Record excerpts »

»»

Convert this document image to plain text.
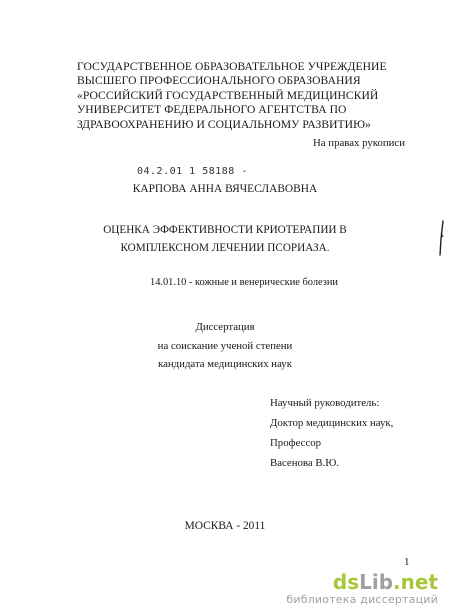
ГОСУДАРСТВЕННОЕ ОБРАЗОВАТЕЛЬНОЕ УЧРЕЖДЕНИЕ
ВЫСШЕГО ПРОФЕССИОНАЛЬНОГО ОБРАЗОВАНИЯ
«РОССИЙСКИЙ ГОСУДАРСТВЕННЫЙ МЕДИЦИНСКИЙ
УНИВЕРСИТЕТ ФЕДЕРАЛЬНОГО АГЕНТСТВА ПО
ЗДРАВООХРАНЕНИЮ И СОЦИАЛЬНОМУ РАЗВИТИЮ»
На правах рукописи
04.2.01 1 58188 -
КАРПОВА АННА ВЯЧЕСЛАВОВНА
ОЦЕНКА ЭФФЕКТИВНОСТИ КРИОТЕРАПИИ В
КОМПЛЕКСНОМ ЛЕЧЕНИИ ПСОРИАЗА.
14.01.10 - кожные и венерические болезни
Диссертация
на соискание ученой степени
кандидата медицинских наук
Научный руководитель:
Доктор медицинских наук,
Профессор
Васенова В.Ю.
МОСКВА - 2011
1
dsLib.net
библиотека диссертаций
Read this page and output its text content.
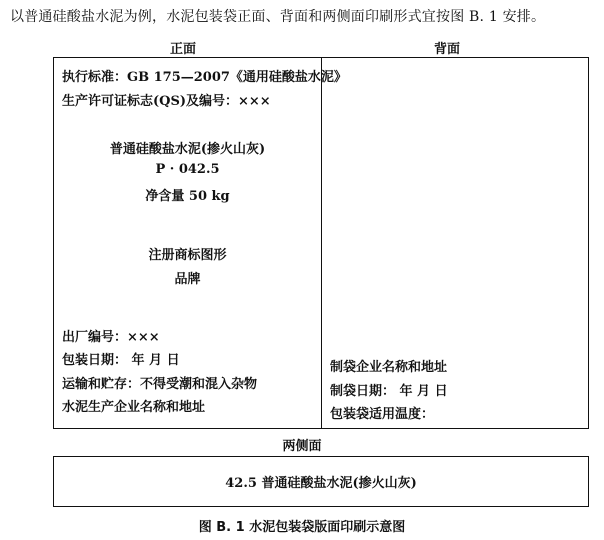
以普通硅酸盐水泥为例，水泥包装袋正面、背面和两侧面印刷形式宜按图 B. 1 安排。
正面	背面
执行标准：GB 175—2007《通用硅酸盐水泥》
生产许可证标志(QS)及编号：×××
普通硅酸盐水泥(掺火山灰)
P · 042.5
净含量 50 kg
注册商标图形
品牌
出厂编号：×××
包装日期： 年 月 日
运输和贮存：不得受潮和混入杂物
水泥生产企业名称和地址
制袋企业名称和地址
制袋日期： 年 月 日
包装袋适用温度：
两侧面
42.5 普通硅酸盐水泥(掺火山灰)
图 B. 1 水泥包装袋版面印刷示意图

««

Exercise instructions » Omit the pictures and print again exactly the lines from the one with "Read this page and output its text content." through the final line of the entries, both ends included.

Reply »
Read this page and output its text content.
以普通硅酸盐水泥为例，水泥包装袋正面、背面和两侧面印刷形式宜按图 B. 1 安排。
正面	背面
执行标准：GB 175—2007《通用硅酸盐水泥》
生产许可证标志(QS)及编号：×××
普通硅酸盐水泥(掺火山灰)
P · 042.5
净含量 50 kg
注册商标图形
品牌
出厂编号：×××
包装日期： 年 月 日
运输和贮存：不得受潮和混入杂物
水泥生产企业名称和地址
制袋企业名称和地址
制袋日期： 年 月 日
包装袋适用温度：
两侧面
42.5 普通硅酸盐水泥(掺火山灰)
图 B. 1 水泥包装袋版面印刷示意图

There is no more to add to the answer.